Problem statement —
Gather all lines in the records below that include the word "content".

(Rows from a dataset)
/---
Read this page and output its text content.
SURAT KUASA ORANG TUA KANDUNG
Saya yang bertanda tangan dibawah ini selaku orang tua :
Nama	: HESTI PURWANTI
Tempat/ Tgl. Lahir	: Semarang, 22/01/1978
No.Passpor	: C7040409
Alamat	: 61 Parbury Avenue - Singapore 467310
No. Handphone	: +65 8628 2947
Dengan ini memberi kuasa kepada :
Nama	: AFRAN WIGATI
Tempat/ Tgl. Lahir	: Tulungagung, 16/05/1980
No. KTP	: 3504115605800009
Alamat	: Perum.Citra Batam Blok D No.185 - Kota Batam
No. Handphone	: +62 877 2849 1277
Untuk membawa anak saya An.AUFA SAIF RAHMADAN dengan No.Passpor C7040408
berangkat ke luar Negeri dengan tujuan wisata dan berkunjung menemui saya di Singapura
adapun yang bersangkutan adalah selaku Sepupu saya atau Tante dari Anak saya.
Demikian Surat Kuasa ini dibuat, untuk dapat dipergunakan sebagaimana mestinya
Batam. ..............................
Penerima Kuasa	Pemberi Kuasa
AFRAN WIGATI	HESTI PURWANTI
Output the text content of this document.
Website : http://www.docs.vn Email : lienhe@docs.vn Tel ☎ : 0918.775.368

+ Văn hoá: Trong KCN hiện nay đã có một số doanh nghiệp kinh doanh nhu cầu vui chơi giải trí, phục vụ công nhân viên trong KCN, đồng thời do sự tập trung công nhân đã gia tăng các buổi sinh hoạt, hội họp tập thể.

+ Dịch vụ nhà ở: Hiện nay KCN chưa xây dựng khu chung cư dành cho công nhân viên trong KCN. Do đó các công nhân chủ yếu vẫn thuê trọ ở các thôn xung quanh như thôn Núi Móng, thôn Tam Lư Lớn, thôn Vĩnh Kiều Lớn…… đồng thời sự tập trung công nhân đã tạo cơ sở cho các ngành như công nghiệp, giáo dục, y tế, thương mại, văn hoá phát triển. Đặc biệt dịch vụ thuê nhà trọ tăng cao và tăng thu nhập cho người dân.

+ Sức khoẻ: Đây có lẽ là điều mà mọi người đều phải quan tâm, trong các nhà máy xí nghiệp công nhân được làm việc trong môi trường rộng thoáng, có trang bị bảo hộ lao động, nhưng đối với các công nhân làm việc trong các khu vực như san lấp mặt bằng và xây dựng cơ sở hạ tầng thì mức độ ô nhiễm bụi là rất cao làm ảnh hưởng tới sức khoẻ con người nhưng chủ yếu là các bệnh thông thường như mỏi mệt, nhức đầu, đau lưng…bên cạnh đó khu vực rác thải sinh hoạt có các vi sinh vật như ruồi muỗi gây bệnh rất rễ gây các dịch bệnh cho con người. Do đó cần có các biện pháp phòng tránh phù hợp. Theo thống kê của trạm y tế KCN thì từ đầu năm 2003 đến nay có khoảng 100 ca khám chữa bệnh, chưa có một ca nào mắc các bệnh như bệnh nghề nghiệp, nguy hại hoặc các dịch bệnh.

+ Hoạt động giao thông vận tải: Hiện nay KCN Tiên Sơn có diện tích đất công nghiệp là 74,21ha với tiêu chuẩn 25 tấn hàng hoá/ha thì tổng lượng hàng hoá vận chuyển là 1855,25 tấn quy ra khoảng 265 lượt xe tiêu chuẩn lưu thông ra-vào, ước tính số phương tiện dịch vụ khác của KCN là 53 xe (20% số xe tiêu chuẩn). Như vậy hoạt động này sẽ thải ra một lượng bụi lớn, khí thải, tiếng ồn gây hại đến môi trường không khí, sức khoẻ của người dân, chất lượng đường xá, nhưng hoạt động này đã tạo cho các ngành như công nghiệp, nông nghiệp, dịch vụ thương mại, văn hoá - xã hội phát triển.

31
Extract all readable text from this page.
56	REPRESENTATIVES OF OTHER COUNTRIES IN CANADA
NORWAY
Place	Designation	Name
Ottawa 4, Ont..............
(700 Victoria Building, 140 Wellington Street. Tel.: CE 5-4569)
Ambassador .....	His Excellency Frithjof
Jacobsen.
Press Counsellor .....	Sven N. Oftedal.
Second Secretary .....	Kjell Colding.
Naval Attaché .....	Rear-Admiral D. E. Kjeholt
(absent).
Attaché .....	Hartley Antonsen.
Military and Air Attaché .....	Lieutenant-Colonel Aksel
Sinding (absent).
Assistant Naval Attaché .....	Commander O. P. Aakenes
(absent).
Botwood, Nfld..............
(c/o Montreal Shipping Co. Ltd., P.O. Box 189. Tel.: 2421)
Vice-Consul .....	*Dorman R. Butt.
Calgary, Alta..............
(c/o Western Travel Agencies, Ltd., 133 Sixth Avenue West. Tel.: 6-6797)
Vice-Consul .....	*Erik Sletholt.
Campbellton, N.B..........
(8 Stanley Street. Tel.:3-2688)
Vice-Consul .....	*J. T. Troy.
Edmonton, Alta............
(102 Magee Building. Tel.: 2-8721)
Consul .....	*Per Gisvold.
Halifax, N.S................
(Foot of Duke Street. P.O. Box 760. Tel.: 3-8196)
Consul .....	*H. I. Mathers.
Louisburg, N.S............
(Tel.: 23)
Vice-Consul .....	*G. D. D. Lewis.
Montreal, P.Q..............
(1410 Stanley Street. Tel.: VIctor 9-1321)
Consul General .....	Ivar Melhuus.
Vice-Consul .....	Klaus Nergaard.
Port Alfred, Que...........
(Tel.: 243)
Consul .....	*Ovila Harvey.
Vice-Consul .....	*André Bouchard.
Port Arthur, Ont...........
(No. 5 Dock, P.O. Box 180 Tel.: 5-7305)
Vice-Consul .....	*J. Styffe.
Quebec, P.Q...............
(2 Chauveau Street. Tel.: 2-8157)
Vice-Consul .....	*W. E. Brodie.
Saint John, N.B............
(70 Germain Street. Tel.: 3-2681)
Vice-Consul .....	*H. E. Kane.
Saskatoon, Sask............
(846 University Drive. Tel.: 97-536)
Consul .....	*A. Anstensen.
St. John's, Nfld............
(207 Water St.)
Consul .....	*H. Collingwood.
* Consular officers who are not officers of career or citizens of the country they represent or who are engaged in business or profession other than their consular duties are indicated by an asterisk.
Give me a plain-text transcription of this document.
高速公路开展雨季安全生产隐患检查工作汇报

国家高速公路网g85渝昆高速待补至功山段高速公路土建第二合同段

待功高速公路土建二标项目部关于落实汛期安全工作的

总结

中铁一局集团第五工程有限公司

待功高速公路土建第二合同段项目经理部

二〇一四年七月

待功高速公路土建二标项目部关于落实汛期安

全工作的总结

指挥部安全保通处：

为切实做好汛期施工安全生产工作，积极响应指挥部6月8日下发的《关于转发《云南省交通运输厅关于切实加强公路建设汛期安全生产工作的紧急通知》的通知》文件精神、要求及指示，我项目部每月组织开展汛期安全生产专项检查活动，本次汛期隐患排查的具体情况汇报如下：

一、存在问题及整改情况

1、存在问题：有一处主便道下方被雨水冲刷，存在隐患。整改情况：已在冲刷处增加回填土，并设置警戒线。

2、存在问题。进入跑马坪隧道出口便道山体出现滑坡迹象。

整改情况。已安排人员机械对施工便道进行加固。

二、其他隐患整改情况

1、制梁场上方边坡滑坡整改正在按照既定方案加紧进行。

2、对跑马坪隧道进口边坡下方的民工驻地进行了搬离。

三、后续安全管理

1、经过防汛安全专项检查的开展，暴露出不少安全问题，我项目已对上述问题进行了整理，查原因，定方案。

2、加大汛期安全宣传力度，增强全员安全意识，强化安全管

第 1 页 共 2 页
\---
Task solution —
Read this page and output its text content.
Output the text content of this document.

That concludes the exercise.